§ **Selected passage**:
BEGIN
They have been wonderful to draw and to use as a starting point for the world of knucklebones, offering a dizzying number of angles to explore in terms of games and playing, and making me further appreciate the lovely qualities and textures of bone.

The use of knucklebones (often referred to in Latin –astragalus, pl. astragali—or  Greek—astragalos, pl. astragaloi) for games, divination and/or in funerary contexts is remarkably widespread throughout the world. They started off being the actual knucklebones of sheep, goats, and other hoofed animals, but imitations of these bones would eventually make an appearance alongside them, crafted out of other bones or materials such as wood, stone, ivory, metal, or glass.

The ‘imitations’ would generally be made in roughly the same shape (e.g. this Egyptian one made from ivory, or these glass ones made centuries later in Greece) though sometimes the maker would create interesting variations while keeping to the shape – see this ‘bronze astragalus representing a dwarf’ at the British Museum (dated as ‘Classical’), this ape-shaped piece from 3rd-1st C BC Egypt at The Walters Art Museum, or these two baboons at the Met here and here, quite similar to the previous one.

In Egypt, knucklebones were used initially as randomising devices in games, and are seen, among other things, as precursors of dice. I watched an interesting lecture by Dr. Ada Nifosi (Lecturer in Ancient History; University of Kent), entitled Astragalomaniacs: Knucklebones in the Ancient World (watch it here).  In it, I learned of another Egyptian randomising device which I had not heard of before: throw sticks (see these dating from the New Kingdom or this lovely one from c. 1400–1295 B.C.).

Throw sticks were used in sets of four or more and could dictate a player’s moves in a game depending on how they fell: landing flat surface or rounded surface uppermost. They seem to have been used before knucklebones, but Nifosi tells us that around the 16th C BC, players started to use two knucklebones that were assigned numerical values as an alternative to the more traditional four throw sticks.
END
§ **Recorded information**:
BEGIN
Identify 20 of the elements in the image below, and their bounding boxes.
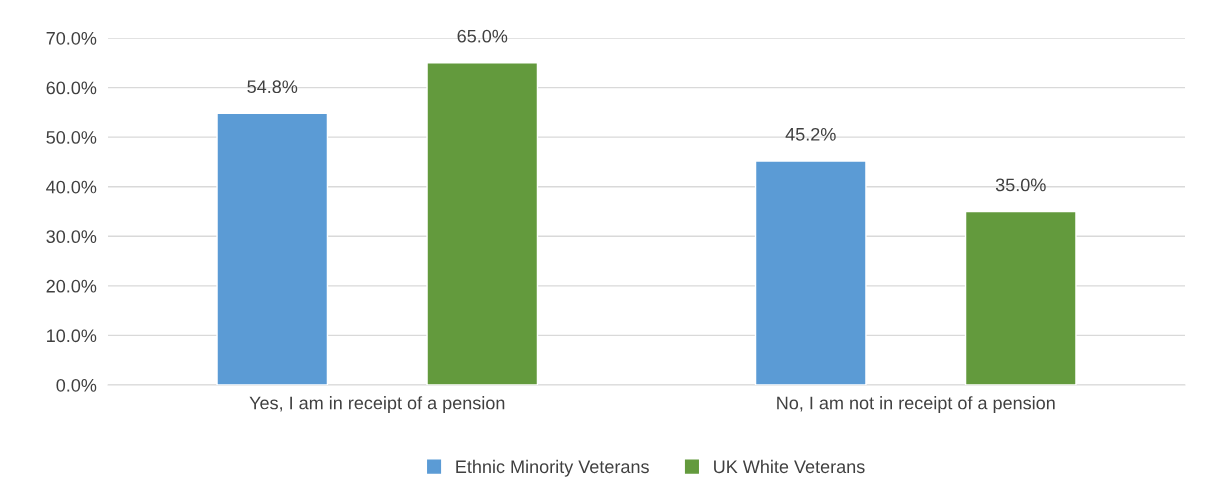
END
§ **Task requirements**:
1 > Answer these questions using the knucklebones passage:
(a) Besides other bones, which materials were imitation knucklebones made from?
(b) Who gave the lecture titled Astragalomaniacs: Knucklebones in the Ancient World?
(c) Around when did players start using two knucklebones in place of the traditional four throw sticks?
2 > Drawing on the knucklebones passage, explain in one to three sentences how throw sticks decided a player's moves in a game.
3 > Print everything in the knucklebones passage from "In Egypt, knucklebones" down to "c. 1400–1295 B.C.).".

§ **Set of answers**:
1 >
(a) Wood, stone, ivory, metal, or glass.
(b) Dr. Ada Nifosi.
(c) Around the 16th century BC.

2 > Throw sticks were used in sets of four or more, and a player's moves depended on how they fell. What mattered was whether each stick landed with its flat surface or its rounded surface uppermost.

3 >
In Egypt, knucklebones were used initially as randomising devices in games, and are seen, among other things, as precursors of dice. I watched an interesting lecture by Dr. Ada Nifosi (Lecturer in Ancient History; University of Kent), entitled Astragalomaniacs: Knucklebones in the Ancient World (watch it here).  In it, I learned of another Egyptian randomising device which I had not heard of before: throw sticks (see these dating from the New Kingdom or this lovely one from c. 1400–1295 B.C.).